Start of Excerpted data

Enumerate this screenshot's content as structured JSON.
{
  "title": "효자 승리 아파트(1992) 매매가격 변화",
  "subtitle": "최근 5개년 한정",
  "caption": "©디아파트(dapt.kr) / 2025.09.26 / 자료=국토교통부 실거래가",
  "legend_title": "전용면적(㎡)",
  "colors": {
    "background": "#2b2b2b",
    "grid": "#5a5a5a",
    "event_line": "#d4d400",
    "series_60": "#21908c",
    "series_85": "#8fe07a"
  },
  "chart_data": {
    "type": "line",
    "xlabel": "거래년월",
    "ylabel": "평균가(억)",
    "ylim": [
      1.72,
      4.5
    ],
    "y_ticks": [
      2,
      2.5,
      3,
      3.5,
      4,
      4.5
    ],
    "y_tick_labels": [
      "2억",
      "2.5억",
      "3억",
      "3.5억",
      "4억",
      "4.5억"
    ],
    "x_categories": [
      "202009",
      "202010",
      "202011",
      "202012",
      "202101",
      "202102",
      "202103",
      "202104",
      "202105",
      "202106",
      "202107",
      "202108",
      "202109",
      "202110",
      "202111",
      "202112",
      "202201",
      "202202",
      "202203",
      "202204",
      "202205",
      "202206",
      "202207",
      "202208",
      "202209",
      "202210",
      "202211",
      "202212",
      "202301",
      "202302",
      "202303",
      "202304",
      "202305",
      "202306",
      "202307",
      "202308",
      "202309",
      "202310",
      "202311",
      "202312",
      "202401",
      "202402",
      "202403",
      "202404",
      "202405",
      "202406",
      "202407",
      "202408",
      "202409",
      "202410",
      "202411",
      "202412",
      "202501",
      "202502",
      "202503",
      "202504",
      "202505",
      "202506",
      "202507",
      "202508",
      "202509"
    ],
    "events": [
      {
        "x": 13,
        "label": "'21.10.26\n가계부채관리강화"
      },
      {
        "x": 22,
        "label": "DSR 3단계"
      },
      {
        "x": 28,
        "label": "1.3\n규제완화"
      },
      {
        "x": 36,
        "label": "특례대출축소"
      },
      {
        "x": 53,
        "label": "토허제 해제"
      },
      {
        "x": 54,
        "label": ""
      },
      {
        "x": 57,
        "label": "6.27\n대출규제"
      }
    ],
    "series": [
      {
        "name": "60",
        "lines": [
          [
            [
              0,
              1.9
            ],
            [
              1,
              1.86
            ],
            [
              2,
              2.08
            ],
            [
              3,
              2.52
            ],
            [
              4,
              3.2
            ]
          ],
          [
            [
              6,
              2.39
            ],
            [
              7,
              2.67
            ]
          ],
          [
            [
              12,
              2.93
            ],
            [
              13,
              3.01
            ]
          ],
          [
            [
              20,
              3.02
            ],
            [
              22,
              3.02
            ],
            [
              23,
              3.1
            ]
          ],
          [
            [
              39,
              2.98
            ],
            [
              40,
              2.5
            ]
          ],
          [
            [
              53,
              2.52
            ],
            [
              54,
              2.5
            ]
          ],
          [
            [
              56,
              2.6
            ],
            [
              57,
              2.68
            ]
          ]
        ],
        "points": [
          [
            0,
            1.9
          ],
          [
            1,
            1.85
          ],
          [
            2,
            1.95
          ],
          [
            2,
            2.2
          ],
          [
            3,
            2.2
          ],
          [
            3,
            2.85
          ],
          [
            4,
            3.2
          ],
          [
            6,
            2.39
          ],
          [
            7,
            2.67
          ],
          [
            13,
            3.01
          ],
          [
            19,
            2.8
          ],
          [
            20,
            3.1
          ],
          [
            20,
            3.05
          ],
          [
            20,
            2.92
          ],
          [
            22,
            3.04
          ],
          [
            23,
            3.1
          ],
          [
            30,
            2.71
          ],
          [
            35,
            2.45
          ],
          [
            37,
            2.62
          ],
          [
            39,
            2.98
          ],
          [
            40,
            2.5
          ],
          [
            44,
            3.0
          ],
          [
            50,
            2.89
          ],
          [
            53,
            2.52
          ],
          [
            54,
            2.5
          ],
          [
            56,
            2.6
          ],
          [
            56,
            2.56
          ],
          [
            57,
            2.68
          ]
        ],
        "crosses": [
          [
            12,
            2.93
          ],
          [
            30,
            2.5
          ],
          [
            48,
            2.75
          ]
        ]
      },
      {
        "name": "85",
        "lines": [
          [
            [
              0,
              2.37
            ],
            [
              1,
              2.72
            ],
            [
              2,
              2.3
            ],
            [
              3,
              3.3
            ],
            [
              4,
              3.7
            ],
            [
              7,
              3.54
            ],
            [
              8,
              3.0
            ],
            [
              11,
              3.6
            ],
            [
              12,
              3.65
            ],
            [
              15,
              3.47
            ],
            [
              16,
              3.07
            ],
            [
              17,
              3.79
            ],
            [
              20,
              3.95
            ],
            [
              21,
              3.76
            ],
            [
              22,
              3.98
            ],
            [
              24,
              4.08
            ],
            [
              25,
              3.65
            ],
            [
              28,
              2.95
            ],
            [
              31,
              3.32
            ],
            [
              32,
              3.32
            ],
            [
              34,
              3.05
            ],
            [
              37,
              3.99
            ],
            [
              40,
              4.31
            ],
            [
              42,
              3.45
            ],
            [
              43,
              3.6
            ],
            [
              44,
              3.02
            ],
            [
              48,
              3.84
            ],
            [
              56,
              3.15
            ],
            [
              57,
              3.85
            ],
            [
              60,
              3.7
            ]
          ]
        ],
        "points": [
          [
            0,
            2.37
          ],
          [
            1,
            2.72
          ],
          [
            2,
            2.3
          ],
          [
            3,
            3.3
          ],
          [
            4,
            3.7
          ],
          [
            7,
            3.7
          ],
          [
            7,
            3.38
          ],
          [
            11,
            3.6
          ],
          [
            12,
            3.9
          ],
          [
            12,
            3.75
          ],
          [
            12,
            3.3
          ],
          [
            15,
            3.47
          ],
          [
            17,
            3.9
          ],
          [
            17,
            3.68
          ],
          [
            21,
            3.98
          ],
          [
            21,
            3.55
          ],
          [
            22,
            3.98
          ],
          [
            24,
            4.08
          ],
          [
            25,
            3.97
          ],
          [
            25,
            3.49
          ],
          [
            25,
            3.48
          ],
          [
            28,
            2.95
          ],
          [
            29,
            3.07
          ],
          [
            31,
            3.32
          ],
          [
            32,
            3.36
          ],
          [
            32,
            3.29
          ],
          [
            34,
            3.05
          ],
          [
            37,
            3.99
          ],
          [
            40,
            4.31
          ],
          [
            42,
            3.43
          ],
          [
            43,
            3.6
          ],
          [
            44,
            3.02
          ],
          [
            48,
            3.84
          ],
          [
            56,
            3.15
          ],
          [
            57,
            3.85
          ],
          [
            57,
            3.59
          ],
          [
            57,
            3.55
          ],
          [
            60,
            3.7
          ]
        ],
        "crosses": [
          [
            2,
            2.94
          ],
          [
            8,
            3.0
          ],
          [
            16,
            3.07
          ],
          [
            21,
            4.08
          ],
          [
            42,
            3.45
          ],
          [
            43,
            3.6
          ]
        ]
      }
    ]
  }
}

End of Excerpted data

Exercise instructions>
Output the entries verbatim.

Output for this task>
Enumerate this screenshot's content as structured JSON.
{
  "title": "효자 승리 아파트(1992) 매매가격 변화",
  "subtitle": "최근 5개년 한정",
  "caption": "©디아파트(dapt.kr) / 2025.09.26 / 자료=국토교통부 실거래가",
  "legend_title": "전용면적(㎡)",
  "colors": {
    "background": "#2b2b2b",
    "grid": "#5a5a5a",
    "event_line": "#d4d400",
    "series_60": "#21908c",
    "series_85": "#8fe07a"
  },
  "chart_data": {
    "type": "line",
    "xlabel": "거래년월",
    "ylabel": "평균가(억)",
    "ylim": [
      1.72,
      4.5
    ],
    "y_ticks": [
      2,
      2.5,
      3,
      3.5,
      4,
      4.5
    ],
    "y_tick_labels": [
      "2억",
      "2.5억",
      "3억",
      "3.5억",
      "4억",
      "4.5억"
    ],
    "x_categories": [
      "202009",
      "202010",
      "202011",
      "202012",
      "202101",
      "202102",
      "202103",
      "202104",
      "202105",
      "202106",
      "202107",
      "202108",
      "202109",
      "202110",
      "202111",
      "202112",
      "202201",
      "202202",
      "202203",
      "202204",
      "202205",
      "202206",
      "202207",
      "202208",
      "202209",
      "202210",
      "202211",
      "202212",
      "202301",
      "202302",
      "202303",
      "202304",
      "202305",
      "202306",
      "202307",
      "202308",
      "202309",
      "202310",
      "202311",
      "202312",
      "202401",
      "202402",
      "202403",
      "202404",
      "202405",
      "202406",
      "202407",
      "202408",
      "202409",
      "202410",
      "202411",
      "202412",
      "202501",
      "202502",
      "202503",
      "202504",
      "202505",
      "202506",
      "202507",
      "202508",
      "202509"
    ],
    "events": [
      {
        "x": 13,
        "label": "'21.10.26\n가계부채관리강화"
      },
      {
        "x": 22,
        "label": "DSR 3단계"
      },
      {
        "x": 28,
        "label": "1.3\n규제완화"
      },
      {
        "x": 36,
        "label": "특례대출축소"
      },
      {
        "x": 53,
        "label": "토허제 해제"
      },
      {
        "x": 54,
        "label": ""
      },
      {
        "x": 57,
        "label": "6.27\n대출규제"
      }
    ],
    "series": [
      {
        "name": "60",
        "lines": [
          [
            [
              0,
              1.9
            ],
            [
              1,
              1.86
            ],
            [
              2,
              2.08
            ],
            [
              3,
              2.52
            ],
            [
              4,
              3.2
            ]
          ],
          [
            [
              6,
              2.39
            ],
            [
              7,
              2.67
            ]
          ],
          [
            [
              12,
              2.93
            ],
            [
              13,
              3.01
            ]
          ],
          [
            [
              20,
              3.02
            ],
            [
              22,
              3.02
            ],
            [
              23,
              3.1
            ]
          ],
          [
            [
              39,
              2.98
            ],
            [
              40,
              2.5
            ]
          ],
          [
            [
              53,
              2.52
            ],
            [
              54,
              2.5
            ]
          ],
          [
            [
              56,
              2.6
            ],
            [
              57,
              2.68
            ]
          ]
        ],
        "points": [
          [
            0,
            1.9
          ],
          [
            1,
            1.85
          ],
          [
            2,
            1.95
          ],
          [
            2,
            2.2
          ],
          [
            3,
            2.2
          ],
          [
            3,
            2.85
          ],
          [
            4,
            3.2
          ],
          [
            6,
            2.39
          ],
          [
            7,
            2.67
          ],
          [
            13,
            3.01
          ],
          [
            19,
            2.8
          ],
          [
            20,
            3.1
          ],
          [
            20,
            3.05
          ],
          [
            20,
            2.92
          ],
          [
            22,
            3.04
          ],
          [
            23,
            3.1
          ],
          [
            30,
            2.71
          ],
          [
            35,
            2.45
          ],
          [
            37,
            2.62
          ],
          [
            39,
            2.98
          ],
          [
            40,
            2.5
          ],
          [
            44,
            3.0
          ],
          [
            50,
            2.89
          ],
          [
            53,
            2.52
          ],
          [
            54,
            2.5
          ],
          [
            56,
            2.6
          ],
          [
            56,
            2.56
          ],
          [
            57,
            2.68
          ]
        ],
        "crosses": [
          [
            12,
            2.93
          ],
          [
            30,
            2.5
          ],
          [
            48,
            2.75
          ]
        ]
      },
      {
        "name": "85",
        "lines": [
          [
            [
              0,
              2.37
            ],
            [
              1,
              2.72
            ],
            [
              2,
              2.3
            ],
            [
              3,
              3.3
            ],
            [
              4,
              3.7
            ],
            [
              7,
              3.54
            ],
            [
              8,
              3.0
            ],
            [
              11,
              3.6
            ],
            [
              12,
              3.65
            ],
            [
              15,
              3.47
            ],
            [
              16,
              3.07
            ],
            [
              17,
              3.79
            ],
            [
              20,
              3.95
            ],
            [
              21,
              3.76
            ],
            [
              22,
              3.98
            ],
            [
              24,
              4.08
            ],
            [
              25,
              3.65
            ],
            [
              28,
              2.95
            ],
            [
              31,
              3.32
            ],
            [
              32,
              3.32
            ],
            [
              34,
              3.05
            ],
            [
              37,
              3.99
            ],
            [
              40,
              4.31
            ],
            [
              42,
              3.45
            ],
            [
              43,
              3.6
            ],
            [
              44,
              3.02
            ],
            [
              48,
              3.84
            ],
            [
              56,
              3.15
            ],
            [
              57,
              3.85
            ],
            [
              60,
              3.7
            ]
          ]
        ],
        "points": [
          [
            0,
            2.37
          ],
          [
            1,
            2.72
          ],
          [
            2,
            2.3
          ],
          [
            3,
            3.3
          ],
          [
            4,
            3.7
          ],
          [
            7,
            3.7
          ],
          [
            7,
            3.38
          ],
          [
            11,
            3.6
          ],
          [
            12,
            3.9
          ],
          [
            12,
            3.75
          ],
          [
            12,
            3.3
          ],
          [
            15,
            3.47
          ],
          [
            17,
            3.9
          ],
          [
            17,
            3.68
          ],
          [
            21,
            3.98
          ],
          [
            21,
            3.55
          ],
          [
            22,
            3.98
          ],
          [
            24,
            4.08
          ],
          [
            25,
            3.97
          ],
          [
            25,
            3.49
          ],
          [
            25,
            3.48
          ],
          [
            28,
            2.95
          ],
          [
            29,
            3.07
          ],
          [
            31,
            3.32
          ],
          [
            32,
            3.36
          ],
          [
            32,
            3.29
          ],
          [
            34,
            3.05
          ],
          [
            37,
            3.99
          ],
          [
            40,
            4.31
          ],
          [
            42,
            3.43
          ],
          [
            43,
            3.6
          ],
          [
            44,
            3.02
          ],
          [
            48,
            3.84
          ],
          [
            56,
            3.15
          ],
          [
            57,
            3.85
          ],
          [
            57,
            3.59
          ],
          [
            57,
            3.55
          ],
          [
            60,
            3.7
          ]
        ],
        "crosses": [
          [
            2,
            2.94
          ],
          [
            8,
            3.0
          ],
          [
            16,
            3.07
          ],
          [
            21,
            4.08
          ],
          [
            42,
            3.45
          ],
          [
            43,
            3.6
          ]
        ]
      }
    ]
  }
}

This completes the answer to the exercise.